** START Rows **

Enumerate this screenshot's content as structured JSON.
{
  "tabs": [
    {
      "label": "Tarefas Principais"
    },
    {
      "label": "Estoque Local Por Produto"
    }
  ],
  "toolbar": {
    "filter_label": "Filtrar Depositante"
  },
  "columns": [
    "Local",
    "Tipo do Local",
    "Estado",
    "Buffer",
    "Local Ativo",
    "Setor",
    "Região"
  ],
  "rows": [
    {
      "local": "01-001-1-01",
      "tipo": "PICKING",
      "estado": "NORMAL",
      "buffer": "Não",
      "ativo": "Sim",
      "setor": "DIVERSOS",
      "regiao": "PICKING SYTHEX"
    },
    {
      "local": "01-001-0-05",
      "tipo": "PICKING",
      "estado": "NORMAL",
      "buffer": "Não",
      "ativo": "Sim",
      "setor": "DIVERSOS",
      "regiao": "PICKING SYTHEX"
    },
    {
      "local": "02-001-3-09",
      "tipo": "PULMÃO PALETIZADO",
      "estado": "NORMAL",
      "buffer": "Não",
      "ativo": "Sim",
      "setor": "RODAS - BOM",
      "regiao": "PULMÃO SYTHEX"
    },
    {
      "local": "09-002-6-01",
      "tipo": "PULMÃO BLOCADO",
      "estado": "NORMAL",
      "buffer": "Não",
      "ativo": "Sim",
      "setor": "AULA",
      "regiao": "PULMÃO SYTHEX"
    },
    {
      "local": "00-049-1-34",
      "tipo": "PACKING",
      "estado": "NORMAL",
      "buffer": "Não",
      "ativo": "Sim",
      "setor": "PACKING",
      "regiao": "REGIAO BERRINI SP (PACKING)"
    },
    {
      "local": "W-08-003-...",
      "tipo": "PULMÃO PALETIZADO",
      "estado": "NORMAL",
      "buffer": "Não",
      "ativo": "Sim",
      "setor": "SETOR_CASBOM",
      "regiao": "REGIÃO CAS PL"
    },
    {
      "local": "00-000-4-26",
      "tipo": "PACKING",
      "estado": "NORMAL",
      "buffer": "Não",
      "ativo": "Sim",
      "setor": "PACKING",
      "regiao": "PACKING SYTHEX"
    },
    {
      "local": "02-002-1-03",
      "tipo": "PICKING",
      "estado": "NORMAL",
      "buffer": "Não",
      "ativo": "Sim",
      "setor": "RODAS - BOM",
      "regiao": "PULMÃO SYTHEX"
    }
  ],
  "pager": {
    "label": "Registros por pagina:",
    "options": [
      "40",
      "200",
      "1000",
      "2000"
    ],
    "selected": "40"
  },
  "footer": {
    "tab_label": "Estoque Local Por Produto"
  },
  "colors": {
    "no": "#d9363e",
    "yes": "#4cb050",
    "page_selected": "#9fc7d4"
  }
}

** END Rows **

## Brief
Each line above must be printed exactly as it appears.

## Completed exercise
Enumerate this screenshot's content as structured JSON.
{
  "tabs": [
    {
      "label": "Tarefas Principais"
    },
    {
      "label": "Estoque Local Por Produto"
    }
  ],
  "toolbar": {
    "filter_label": "Filtrar Depositante"
  },
  "columns": [
    "Local",
    "Tipo do Local",
    "Estado",
    "Buffer",
    "Local Ativo",
    "Setor",
    "Região"
  ],
  "rows": [
    {
      "local": "01-001-1-01",
      "tipo": "PICKING",
      "estado": "NORMAL",
      "buffer": "Não",
      "ativo": "Sim",
      "setor": "DIVERSOS",
      "regiao": "PICKING SYTHEX"
    },
    {
      "local": "01-001-0-05",
      "tipo": "PICKING",
      "estado": "NORMAL",
      "buffer": "Não",
      "ativo": "Sim",
      "setor": "DIVERSOS",
      "regiao": "PICKING SYTHEX"
    },
    {
      "local": "02-001-3-09",
      "tipo": "PULMÃO PALETIZADO",
      "estado": "NORMAL",
      "buffer": "Não",
      "ativo": "Sim",
      "setor": "RODAS - BOM",
      "regiao": "PULMÃO SYTHEX"
    },
    {
      "local": "09-002-6-01",
      "tipo": "PULMÃO BLOCADO",
      "estado": "NORMAL",
      "buffer": "Não",
      "ativo": "Sim",
      "setor": "AULA",
      "regiao": "PULMÃO SYTHEX"
    },
    {
      "local": "00-049-1-34",
      "tipo": "PACKING",
      "estado": "NORMAL",
      "buffer": "Não",
      "ativo": "Sim",
      "setor": "PACKING",
      "regiao": "REGIAO BERRINI SP (PACKING)"
    },
    {
      "local": "W-08-003-...",
      "tipo": "PULMÃO PALETIZADO",
      "estado": "NORMAL",
      "buffer": "Não",
      "ativo": "Sim",
      "setor": "SETOR_CASBOM",
      "regiao": "REGIÃO CAS PL"
    },
    {
      "local": "00-000-4-26",
      "tipo": "PACKING",
      "estado": "NORMAL",
      "buffer": "Não",
      "ativo": "Sim",
      "setor": "PACKING",
      "regiao": "PACKING SYTHEX"
    },
    {
      "local": "02-002-1-03",
      "tipo": "PICKING",
      "estado": "NORMAL",
      "buffer": "Não",
      "ativo": "Sim",
      "setor": "RODAS - BOM",
      "regiao": "PULMÃO SYTHEX"
    }
  ],
  "pager": {
    "label": "Registros por pagina:",
    "options": [
      "40",
      "200",
      "1000",
      "2000"
    ],
    "selected": "40"
  },
  "footer": {
    "tab_label": "Estoque Local Por Produto"
  },
  "colors": {
    "no": "#d9363e",
    "yes": "#4cb050",
    "page_selected": "#9fc7d4"
  }
}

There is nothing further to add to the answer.